### GIVEN DATA
────

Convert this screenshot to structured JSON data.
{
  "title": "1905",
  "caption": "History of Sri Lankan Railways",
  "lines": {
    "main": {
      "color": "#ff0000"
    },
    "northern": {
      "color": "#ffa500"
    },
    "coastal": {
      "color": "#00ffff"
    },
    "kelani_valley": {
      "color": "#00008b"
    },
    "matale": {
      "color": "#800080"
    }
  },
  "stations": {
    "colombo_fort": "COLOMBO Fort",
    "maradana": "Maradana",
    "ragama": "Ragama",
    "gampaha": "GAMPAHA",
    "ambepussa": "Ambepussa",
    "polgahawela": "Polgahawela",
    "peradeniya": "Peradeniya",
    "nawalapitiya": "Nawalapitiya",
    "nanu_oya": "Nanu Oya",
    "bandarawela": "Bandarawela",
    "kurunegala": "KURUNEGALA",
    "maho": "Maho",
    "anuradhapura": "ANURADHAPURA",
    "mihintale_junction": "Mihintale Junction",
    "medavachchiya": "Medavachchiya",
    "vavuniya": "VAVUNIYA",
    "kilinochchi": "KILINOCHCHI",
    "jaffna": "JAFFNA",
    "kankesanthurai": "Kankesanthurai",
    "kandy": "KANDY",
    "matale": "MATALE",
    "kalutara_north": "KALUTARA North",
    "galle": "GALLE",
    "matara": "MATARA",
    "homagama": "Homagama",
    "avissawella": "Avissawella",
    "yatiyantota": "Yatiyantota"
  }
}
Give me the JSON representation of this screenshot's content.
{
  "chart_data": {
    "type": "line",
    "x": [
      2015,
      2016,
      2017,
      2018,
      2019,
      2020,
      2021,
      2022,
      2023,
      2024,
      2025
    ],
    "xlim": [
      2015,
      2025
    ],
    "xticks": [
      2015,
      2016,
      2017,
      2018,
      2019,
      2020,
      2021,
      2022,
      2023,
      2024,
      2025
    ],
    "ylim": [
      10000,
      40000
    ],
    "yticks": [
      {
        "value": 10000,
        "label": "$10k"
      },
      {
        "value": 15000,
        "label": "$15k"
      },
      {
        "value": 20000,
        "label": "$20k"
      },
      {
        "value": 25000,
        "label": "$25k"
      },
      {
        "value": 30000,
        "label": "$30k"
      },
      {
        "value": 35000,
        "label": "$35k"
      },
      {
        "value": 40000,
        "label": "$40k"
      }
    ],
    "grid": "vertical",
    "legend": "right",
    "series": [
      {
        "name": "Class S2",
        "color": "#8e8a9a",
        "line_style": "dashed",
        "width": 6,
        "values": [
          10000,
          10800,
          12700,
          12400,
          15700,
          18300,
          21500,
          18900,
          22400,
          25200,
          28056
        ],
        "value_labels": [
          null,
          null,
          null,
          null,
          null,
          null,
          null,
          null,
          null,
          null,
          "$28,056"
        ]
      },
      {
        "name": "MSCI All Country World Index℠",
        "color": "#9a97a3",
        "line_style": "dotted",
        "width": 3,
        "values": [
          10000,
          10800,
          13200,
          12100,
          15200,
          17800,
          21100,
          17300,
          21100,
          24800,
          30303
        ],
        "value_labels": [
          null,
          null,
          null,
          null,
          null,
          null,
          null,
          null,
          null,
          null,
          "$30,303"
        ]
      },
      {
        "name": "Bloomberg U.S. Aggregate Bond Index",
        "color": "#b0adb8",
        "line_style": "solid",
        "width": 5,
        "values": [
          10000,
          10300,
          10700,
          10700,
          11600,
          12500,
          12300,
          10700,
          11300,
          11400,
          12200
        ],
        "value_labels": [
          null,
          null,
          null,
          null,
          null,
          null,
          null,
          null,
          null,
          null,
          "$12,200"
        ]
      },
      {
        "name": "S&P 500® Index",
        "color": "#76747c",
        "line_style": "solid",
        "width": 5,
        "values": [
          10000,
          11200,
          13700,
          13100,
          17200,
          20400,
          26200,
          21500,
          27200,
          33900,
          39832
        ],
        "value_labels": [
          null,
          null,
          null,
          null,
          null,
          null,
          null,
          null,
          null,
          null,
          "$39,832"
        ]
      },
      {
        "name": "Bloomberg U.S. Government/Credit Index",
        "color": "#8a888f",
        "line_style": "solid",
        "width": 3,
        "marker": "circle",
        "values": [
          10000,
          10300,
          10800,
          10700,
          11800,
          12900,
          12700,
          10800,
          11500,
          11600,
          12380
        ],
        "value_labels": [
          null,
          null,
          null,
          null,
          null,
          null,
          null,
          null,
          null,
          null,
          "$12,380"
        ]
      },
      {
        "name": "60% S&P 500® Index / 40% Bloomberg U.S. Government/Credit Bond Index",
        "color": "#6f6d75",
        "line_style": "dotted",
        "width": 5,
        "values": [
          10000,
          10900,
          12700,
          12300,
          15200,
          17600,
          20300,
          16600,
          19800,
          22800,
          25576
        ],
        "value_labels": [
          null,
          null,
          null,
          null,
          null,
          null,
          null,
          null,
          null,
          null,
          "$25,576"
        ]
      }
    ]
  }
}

────

Write out the records shown above, exactly as they appear.

Convert this screenshot to structured JSON data.
{
  "title": "1905",
  "caption": "History of Sri Lankan Railways",
  "lines": {
    "main": {
      "color": "#ff0000"
    },
    "northern": {
      "color": "#ffa500"
    },
    "coastal": {
      "color": "#00ffff"
    },
    "kelani_valley": {
      "color": "#00008b"
    },
    "matale": {
      "color": "#800080"
    }
  },
  "stations": {
    "colombo_fort": "COLOMBO Fort",
    "maradana": "Maradana",
    "ragama": "Ragama",
    "gampaha": "GAMPAHA",
    "ambepussa": "Ambepussa",
    "polgahawela": "Polgahawela",
    "peradeniya": "Peradeniya",
    "nawalapitiya": "Nawalapitiya",
    "nanu_oya": "Nanu Oya",
    "bandarawela": "Bandarawela",
    "kurunegala": "KURUNEGALA",
    "maho": "Maho",
    "anuradhapura": "ANURADHAPURA",
    "mihintale_junction": "Mihintale Junction",
    "medavachchiya": "Medavachchiya",
    "vavuniya": "VAVUNIYA",
    "kilinochchi": "KILINOCHCHI",
    "jaffna": "JAFFNA",
    "kankesanthurai": "Kankesanthurai",
    "kandy": "KANDY",
    "matale": "MATALE",
    "kalutara_north": "KALUTARA North",
    "galle": "GALLE",
    "matara": "MATARA",
    "homagama": "Homagama",
    "avissawella": "Avissawella",
    "yatiyantota": "Yatiyantota"
  }
}
Give me the JSON representation of this screenshot's content.
{
  "chart_data": {
    "type": "line",
    "x": [
      2015,
      2016,
      2017,
      2018,
      2019,
      2020,
      2021,
      2022,
      2023,
      2024,
      2025
    ],
    "xlim": [
      2015,
      2025
    ],
    "xticks": [
      2015,
      2016,
      2017,
      2018,
      2019,
      2020,
      2021,
      2022,
      2023,
      2024,
      2025
    ],
    "ylim": [
      10000,
      40000
    ],
    "yticks": [
      {
        "value": 10000,
        "label": "$10k"
      },
      {
        "value": 15000,
        "label": "$15k"
      },
      {
        "value": 20000,
        "label": "$20k"
      },
      {
        "value": 25000,
        "label": "$25k"
      },
      {
        "value": 30000,
        "label": "$30k"
      },
      {
        "value": 35000,
        "label": "$35k"
      },
      {
        "value": 40000,
        "label": "$40k"
      }
    ],
    "grid": "vertical",
    "legend": "right",
    "series": [
      {
        "name": "Class S2",
        "color": "#8e8a9a",
        "line_style": "dashed",
        "width": 6,
        "values": [
          10000,
          10800,
          12700,
          12400,
          15700,
          18300,
          21500,
          18900,
          22400,
          25200,
          28056
        ],
        "value_labels": [
          null,
          null,
          null,
          null,
          null,
          null,
          null,
          null,
          null,
          null,
          "$28,056"
        ]
      },
      {
        "name": "MSCI All Country World Index℠",
        "color": "#9a97a3",
        "line_style": "dotted",
        "width": 3,
        "values": [
          10000,
          10800,
          13200,
          12100,
          15200,
          17800,
          21100,
          17300,
          21100,
          24800,
          30303
        ],
        "value_labels": [
          null,
          null,
          null,
          null,
          null,
          null,
          null,
          null,
          null,
          null,
          "$30,303"
        ]
      },
      {
        "name": "Bloomberg U.S. Aggregate Bond Index",
        "color": "#b0adb8",
        "line_style": "solid",
        "width": 5,
        "values": [
          10000,
          10300,
          10700,
          10700,
          11600,
          12500,
          12300,
          10700,
          11300,
          11400,
          12200
        ],
        "value_labels": [
          null,
          null,
          null,
          null,
          null,
          null,
          null,
          null,
          null,
          null,
          "$12,200"
        ]
      },
      {
        "name": "S&P 500® Index",
        "color": "#76747c",
        "line_style": "solid",
        "width": 5,
        "values": [
          10000,
          11200,
          13700,
          13100,
          17200,
          20400,
          26200,
          21500,
          27200,
          33900,
          39832
        ],
        "value_labels": [
          null,
          null,
          null,
          null,
          null,
          null,
          null,
          null,
          null,
          null,
          "$39,832"
        ]
      },
      {
        "name": "Bloomberg U.S. Government/Credit Index",
        "color": "#8a888f",
        "line_style": "solid",
        "width": 3,
        "marker": "circle",
        "values": [
          10000,
          10300,
          10800,
          10700,
          11800,
          12900,
          12700,
          10800,
          11500,
          11600,
          12380
        ],
        "value_labels": [
          null,
          null,
          null,
          null,
          null,
          null,
          null,
          null,
          null,
          null,
          "$12,380"
        ]
      },
      {
        "name": "60% S&P 500® Index / 40% Bloomberg U.S. Government/Credit Bond Index",
        "color": "#6f6d75",
        "line_style": "dotted",
        "width": 5,
        "values": [
          10000,
          10900,
          12700,
          12300,
          15200,
          17600,
          20300,
          16600,
          19800,
          22800,
          25576
        ],
        "value_labels": [
          null,
          null,
          null,
          null,
          null,
          null,
          null,
          null,
          null,
          null,
          "$25,576"
        ]
      }
    ]
  }
}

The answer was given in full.